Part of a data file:

○ ○ ○ ○

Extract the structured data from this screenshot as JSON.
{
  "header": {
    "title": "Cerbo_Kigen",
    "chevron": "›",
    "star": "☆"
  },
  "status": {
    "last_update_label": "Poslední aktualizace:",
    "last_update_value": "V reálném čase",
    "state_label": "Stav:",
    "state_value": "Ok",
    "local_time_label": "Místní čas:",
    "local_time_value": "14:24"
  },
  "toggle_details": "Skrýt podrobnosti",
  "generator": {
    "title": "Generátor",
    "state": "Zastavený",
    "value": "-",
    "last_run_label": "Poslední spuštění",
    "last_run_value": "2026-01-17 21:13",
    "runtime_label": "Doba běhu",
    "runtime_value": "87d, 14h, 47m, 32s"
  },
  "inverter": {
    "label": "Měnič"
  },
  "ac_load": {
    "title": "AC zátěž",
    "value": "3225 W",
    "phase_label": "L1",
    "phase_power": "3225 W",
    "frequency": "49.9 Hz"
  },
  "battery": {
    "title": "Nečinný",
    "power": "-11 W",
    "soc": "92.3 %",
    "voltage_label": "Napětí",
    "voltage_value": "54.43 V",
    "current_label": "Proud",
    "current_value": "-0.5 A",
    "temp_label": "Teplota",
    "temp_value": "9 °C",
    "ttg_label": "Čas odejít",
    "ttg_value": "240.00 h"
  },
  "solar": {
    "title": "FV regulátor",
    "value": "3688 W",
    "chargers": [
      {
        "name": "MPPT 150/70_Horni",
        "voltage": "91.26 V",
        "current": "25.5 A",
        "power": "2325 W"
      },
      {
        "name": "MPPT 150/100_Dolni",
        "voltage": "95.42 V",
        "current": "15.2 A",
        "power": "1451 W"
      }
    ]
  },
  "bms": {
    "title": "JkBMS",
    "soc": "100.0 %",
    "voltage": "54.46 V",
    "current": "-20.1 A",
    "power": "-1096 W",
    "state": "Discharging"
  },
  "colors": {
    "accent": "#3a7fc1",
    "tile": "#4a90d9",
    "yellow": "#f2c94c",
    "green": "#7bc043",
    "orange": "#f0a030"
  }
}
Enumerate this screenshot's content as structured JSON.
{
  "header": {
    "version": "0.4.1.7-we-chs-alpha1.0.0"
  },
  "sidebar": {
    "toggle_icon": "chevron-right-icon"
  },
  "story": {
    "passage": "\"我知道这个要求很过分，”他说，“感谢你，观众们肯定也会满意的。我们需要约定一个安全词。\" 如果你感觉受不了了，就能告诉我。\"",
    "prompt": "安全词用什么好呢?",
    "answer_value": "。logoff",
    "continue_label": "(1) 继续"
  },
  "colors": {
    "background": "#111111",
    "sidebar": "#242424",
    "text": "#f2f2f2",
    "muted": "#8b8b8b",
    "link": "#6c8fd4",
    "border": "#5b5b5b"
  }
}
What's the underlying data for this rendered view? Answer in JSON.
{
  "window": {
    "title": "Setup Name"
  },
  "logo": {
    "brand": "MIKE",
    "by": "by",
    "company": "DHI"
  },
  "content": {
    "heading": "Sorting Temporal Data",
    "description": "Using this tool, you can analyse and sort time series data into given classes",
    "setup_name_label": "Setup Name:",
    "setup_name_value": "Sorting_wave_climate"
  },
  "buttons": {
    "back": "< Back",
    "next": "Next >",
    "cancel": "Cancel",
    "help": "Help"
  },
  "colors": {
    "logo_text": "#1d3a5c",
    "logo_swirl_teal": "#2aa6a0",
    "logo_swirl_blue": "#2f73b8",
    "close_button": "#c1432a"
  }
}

○ ○ ○ ○

Copy every line exactly. Leave nothing out.

Extract the structured data from this screenshot as JSON.
{
  "header": {
    "title": "Cerbo_Kigen",
    "chevron": "›",
    "star": "☆"
  },
  "status": {
    "last_update_label": "Poslední aktualizace:",
    "last_update_value": "V reálném čase",
    "state_label": "Stav:",
    "state_value": "Ok",
    "local_time_label": "Místní čas:",
    "local_time_value": "14:24"
  },
  "toggle_details": "Skrýt podrobnosti",
  "generator": {
    "title": "Generátor",
    "state": "Zastavený",
    "value": "-",
    "last_run_label": "Poslední spuštění",
    "last_run_value": "2026-01-17 21:13",
    "runtime_label": "Doba běhu",
    "runtime_value": "87d, 14h, 47m, 32s"
  },
  "inverter": {
    "label": "Měnič"
  },
  "ac_load": {
    "title": "AC zátěž",
    "value": "3225 W",
    "phase_label": "L1",
    "phase_power": "3225 W",
    "frequency": "49.9 Hz"
  },
  "battery": {
    "title": "Nečinný",
    "power": "-11 W",
    "soc": "92.3 %",
    "voltage_label": "Napětí",
    "voltage_value": "54.43 V",
    "current_label": "Proud",
    "current_value": "-0.5 A",
    "temp_label": "Teplota",
    "temp_value": "9 °C",
    "ttg_label": "Čas odejít",
    "ttg_value": "240.00 h"
  },
  "solar": {
    "title": "FV regulátor",
    "value": "3688 W",
    "chargers": [
      {
        "name": "MPPT 150/70_Horni",
        "voltage": "91.26 V",
        "current": "25.5 A",
        "power": "2325 W"
      },
      {
        "name": "MPPT 150/100_Dolni",
        "voltage": "95.42 V",
        "current": "15.2 A",
        "power": "1451 W"
      }
    ]
  },
  "bms": {
    "title": "JkBMS",
    "soc": "100.0 %",
    "voltage": "54.46 V",
    "current": "-20.1 A",
    "power": "-1096 W",
    "state": "Discharging"
  },
  "colors": {
    "accent": "#3a7fc1",
    "tile": "#4a90d9",
    "yellow": "#f2c94c",
    "green": "#7bc043",
    "orange": "#f0a030"
  }
}
Enumerate this screenshot's content as structured JSON.
{
  "header": {
    "version": "0.4.1.7-we-chs-alpha1.0.0"
  },
  "sidebar": {
    "toggle_icon": "chevron-right-icon"
  },
  "story": {
    "passage": "\"我知道这个要求很过分，”他说，“感谢你，观众们肯定也会满意的。我们需要约定一个安全词。\" 如果你感觉受不了了，就能告诉我。\"",
    "prompt": "安全词用什么好呢?",
    "answer_value": "。logoff",
    "continue_label": "(1) 继续"
  },
  "colors": {
    "background": "#111111",
    "sidebar": "#242424",
    "text": "#f2f2f2",
    "muted": "#8b8b8b",
    "link": "#6c8fd4",
    "border": "#5b5b5b"
  }
}
What's the underlying data for this rendered view? Answer in JSON.
{
  "window": {
    "title": "Setup Name"
  },
  "logo": {
    "brand": "MIKE",
    "by": "by",
    "company": "DHI"
  },
  "content": {
    "heading": "Sorting Temporal Data",
    "description": "Using this tool, you can analyse and sort time series data into given classes",
    "setup_name_label": "Setup Name:",
    "setup_name_value": "Sorting_wave_climate"
  },
  "buttons": {
    "back": "< Back",
    "next": "Next >",
    "cancel": "Cancel",
    "help": "Help"
  },
  "colors": {
    "logo_text": "#1d3a5c",
    "logo_swirl_teal": "#2aa6a0",
    "logo_swirl_blue": "#2f73b8",
    "close_button": "#c1432a"
  }
}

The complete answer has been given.